▶ _Exercise tasks_
- 1) Repeat word for word the stretch of the TeamCity vSphere plugin comment thread from "I’ve run into" through "is the case).".
- 2) In the TeamCity vSphere plugin comment thread, how long does the agent sit doing nothing during startup before continuing?

▶ _Text block_
※ ※ ※

      Reply
  2. Jody Shumaker

    This is unfortunately a bug in the vSphere agent plugin, not sure on specifics as I haven’t had time to debug, but during agent startup it sits and does nothing for 20 minutes, then continues start up as normal. Thankfully doesn’t happen often, but very frustrating when it does. Hopefully they can figure out a fix soon.

    https://youtrack.jetbrains.com/issue/TW-40152

    Reply
  3. Rich

    I am trying to set up teamcity to start statefull agents. I can start the agents manually from adminnistration/Agent Cloud UI in teamcity and the vSphere plugin is able to shut them down after a build timeout. I am having a problem getting the vSphere plugin to start the agents. Has anyone ran into this?

    Reply
    1. William Roush Post author

      I’ve run into a few different things

      • Make sure your builds are compatible with your cloud agents (you’ll know this is right being as if you manually start a cloud agent then start a build it’ll build on the cloud agent fine, also check your compatible agents on the build configuration and make sure it contains the cloud instance).
      • Verify that starting of the build agent won’t exceed your licensing for active build agents (otherwise TeamCity won’t start any build agents, though in TeamCity 9.0.2 build agents will be aggressively shut down if this is the case).
      • Verify the cloud agents are assigned to the right agent pools.
      Reply
  4. Rich

    Still can’t get the builds to start automatically. I am using the free version of TeamCity to mock up a continuous build server in the cloud. For the bullets:
    1. I have manually started a VM after setting the serviceURL. I also added it to the cloud profile to start and stop the image. In the default pool it appears twice. Once as “agent2” and again as “vmWare cloud profile, agent2”. The “agent2” Initially says “Not authorized”. Going to the Cloud, agent2 has a red “(!)” next to it. Hovoring over it says:

    “No agents connected after instance start. Please check the image has TeamCity agent configured and it can connect to the server using http://loadtestteamcity:8111 address. Start the instance manually to check for agent again.”
※ ※ ※
[Document understanding data]
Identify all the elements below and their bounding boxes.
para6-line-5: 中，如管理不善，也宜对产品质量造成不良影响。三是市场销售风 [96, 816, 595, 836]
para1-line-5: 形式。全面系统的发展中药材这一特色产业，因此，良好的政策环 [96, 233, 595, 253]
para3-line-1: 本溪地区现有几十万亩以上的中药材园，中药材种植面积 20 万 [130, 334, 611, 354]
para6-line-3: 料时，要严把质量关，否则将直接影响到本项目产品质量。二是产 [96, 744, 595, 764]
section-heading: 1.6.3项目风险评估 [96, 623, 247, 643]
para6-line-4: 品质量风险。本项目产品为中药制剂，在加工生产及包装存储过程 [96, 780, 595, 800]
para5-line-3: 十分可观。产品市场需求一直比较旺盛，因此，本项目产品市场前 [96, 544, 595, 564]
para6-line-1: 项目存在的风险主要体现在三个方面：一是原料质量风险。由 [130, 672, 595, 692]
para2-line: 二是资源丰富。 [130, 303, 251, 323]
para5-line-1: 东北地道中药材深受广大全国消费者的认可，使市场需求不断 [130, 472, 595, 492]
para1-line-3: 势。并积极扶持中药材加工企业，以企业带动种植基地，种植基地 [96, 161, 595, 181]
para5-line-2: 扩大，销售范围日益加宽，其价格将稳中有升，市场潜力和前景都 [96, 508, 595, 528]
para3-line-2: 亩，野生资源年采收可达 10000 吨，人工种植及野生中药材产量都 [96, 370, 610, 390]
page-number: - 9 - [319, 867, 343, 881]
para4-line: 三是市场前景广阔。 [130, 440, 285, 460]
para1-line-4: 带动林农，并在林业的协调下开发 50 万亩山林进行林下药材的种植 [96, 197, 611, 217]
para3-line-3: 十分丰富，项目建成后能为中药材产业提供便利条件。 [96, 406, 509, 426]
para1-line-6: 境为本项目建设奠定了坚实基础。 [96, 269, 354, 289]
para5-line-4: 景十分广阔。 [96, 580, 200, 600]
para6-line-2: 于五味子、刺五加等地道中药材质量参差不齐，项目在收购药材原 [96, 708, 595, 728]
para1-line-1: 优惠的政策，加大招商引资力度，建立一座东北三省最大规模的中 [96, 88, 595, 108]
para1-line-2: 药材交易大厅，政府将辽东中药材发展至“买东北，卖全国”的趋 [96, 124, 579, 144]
※ ※ ※
▶ _Responses by task_
- 1)
I’ve run into a few different things

      • Make sure your builds are compatible with your cloud agents (you’ll know this is right being as if you manually start a cloud agent then start a build it’ll build on the cloud agent fine, also check your compatible agents on the build configuration and make sure it contains the cloud instance).
      • Verify that starting of the build agent won’t exceed your licensing for active build agents (otherwise TeamCity won’t start any build agents, though in TeamCity 9.0.2 build agents will be aggressively shut down if this is the case).

- 2) 20 minutes.